**STATED GOAL**
Among the lines below, count those with "content". Give only the number.

**ENTRIES SUPPLIED**
---
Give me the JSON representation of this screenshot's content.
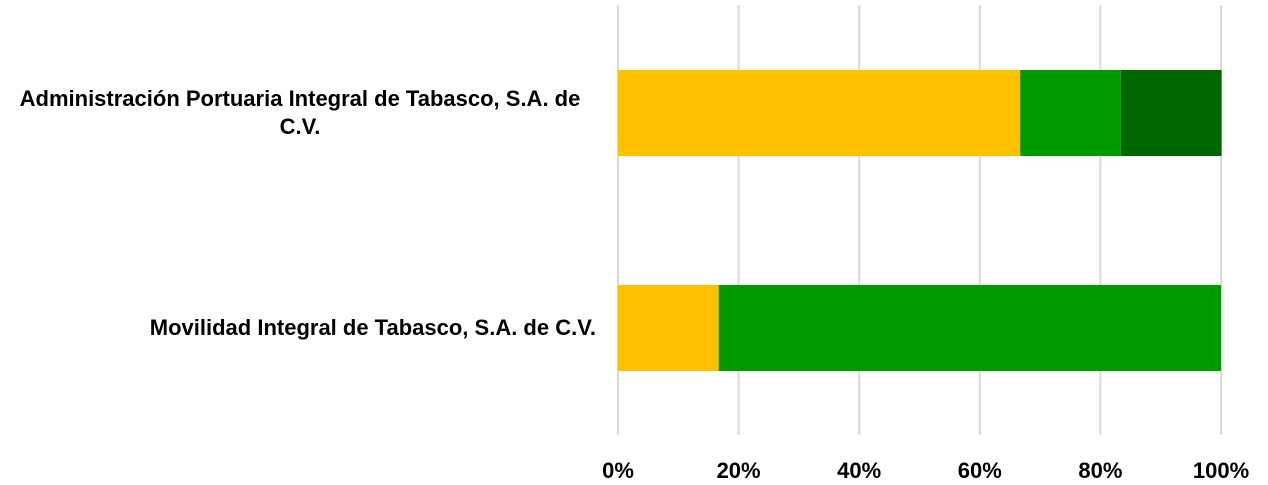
{
  "chart_data": {
    "type": "stacked_bar_horizontal",
    "categories": [
      "Administración Portuaria Integral de Tabasco, S.A. de C.V.",
      "Movilidad Integral de Tabasco, S.A. de C.V."
    ],
    "series": [
      {
        "color": "#ffc000",
        "values": [
          66.7,
          16.7
        ]
      },
      {
        "color": "#009900",
        "values": [
          16.7,
          83.3
        ]
      },
      {
        "color": "#006600",
        "values": [
          16.7,
          0
        ]
      }
    ],
    "xlim": [
      0,
      100
    ],
    "xticks": [
      {
        "value": 0,
        "label": "0%"
      },
      {
        "value": 20,
        "label": "20%"
      },
      {
        "value": 40,
        "label": "40%"
      },
      {
        "value": 60,
        "label": "60%"
      },
      {
        "value": 80,
        "label": "80%"
      },
      {
        "value": 100,
        "label": "100%"
      }
    ],
    "grid": true
  }
}
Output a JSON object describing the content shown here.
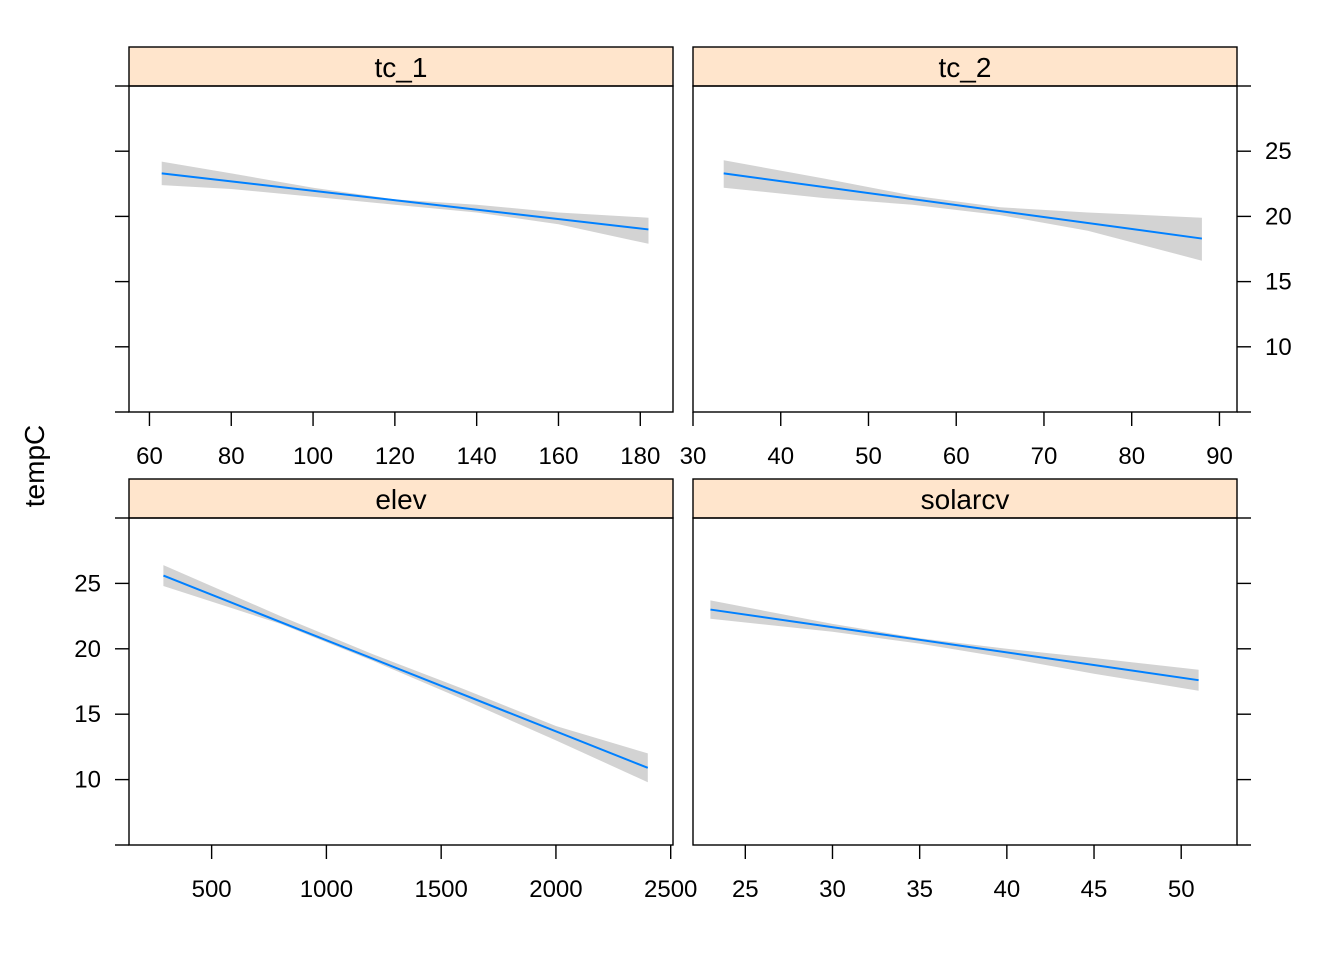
{
  "colors": {
    "strip_fill": "#ffe5cc",
    "line": "#0080ff",
    "band": "#d3d3d3"
  },
  "chart_data": {
    "type": "line",
    "ylabel": "tempC",
    "ylim": [
      5,
      30
    ],
    "yticks": [
      10,
      15,
      20,
      25
    ],
    "panels": [
      {
        "title": "tc_1",
        "xlim": [
          55,
          188
        ],
        "xticks": [
          60,
          80,
          100,
          120,
          140,
          160,
          180
        ],
        "line": {
          "x": [
            63,
            182
          ],
          "y": [
            23.3,
            19.0
          ]
        },
        "band": {
          "x": [
            63,
            80,
            100,
            120,
            140,
            160,
            182
          ],
          "lower": [
            22.4,
            22.1,
            21.5,
            20.9,
            20.3,
            19.4,
            17.9
          ],
          "upper": [
            24.2,
            23.3,
            22.2,
            21.3,
            20.9,
            20.3,
            19.9
          ]
        }
      },
      {
        "title": "tc_2",
        "xlim": [
          30,
          92
        ],
        "xticks": [
          30,
          40,
          50,
          60,
          70,
          80,
          90
        ],
        "line": {
          "x": [
            33.5,
            88
          ],
          "y": [
            23.3,
            18.3
          ]
        },
        "band": {
          "x": [
            33.5,
            45,
            55,
            65,
            75,
            88
          ],
          "lower": [
            22.2,
            21.4,
            20.9,
            20.1,
            18.9,
            16.6
          ],
          "upper": [
            24.3,
            22.9,
            21.6,
            20.7,
            20.3,
            19.9
          ]
        }
      },
      {
        "title": "elev",
        "xlim": [
          140,
          2510
        ],
        "xticks": [
          500,
          1000,
          1500,
          2000,
          2500
        ],
        "line": {
          "x": [
            290,
            2400
          ],
          "y": [
            25.6,
            10.9
          ]
        },
        "band": {
          "x": [
            290,
            800,
            1200,
            1600,
            2000,
            2400
          ],
          "lower": [
            24.8,
            21.9,
            19.1,
            16.1,
            13.0,
            9.8
          ],
          "upper": [
            26.4,
            22.5,
            19.6,
            16.9,
            14.1,
            12.0
          ]
        }
      },
      {
        "title": "solarcv",
        "xlim": [
          22.0,
          53.2
        ],
        "xticks": [
          25,
          30,
          35,
          40,
          45,
          50
        ],
        "line": {
          "x": [
            23,
            51
          ],
          "y": [
            23.0,
            17.6
          ]
        },
        "band": {
          "x": [
            23,
            30,
            35,
            40,
            45,
            51
          ],
          "lower": [
            22.3,
            21.3,
            20.4,
            19.3,
            18.1,
            16.8
          ],
          "upper": [
            23.7,
            21.9,
            20.8,
            20.0,
            19.3,
            18.4
          ]
        }
      }
    ]
  }
}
---
**ANSWER**
2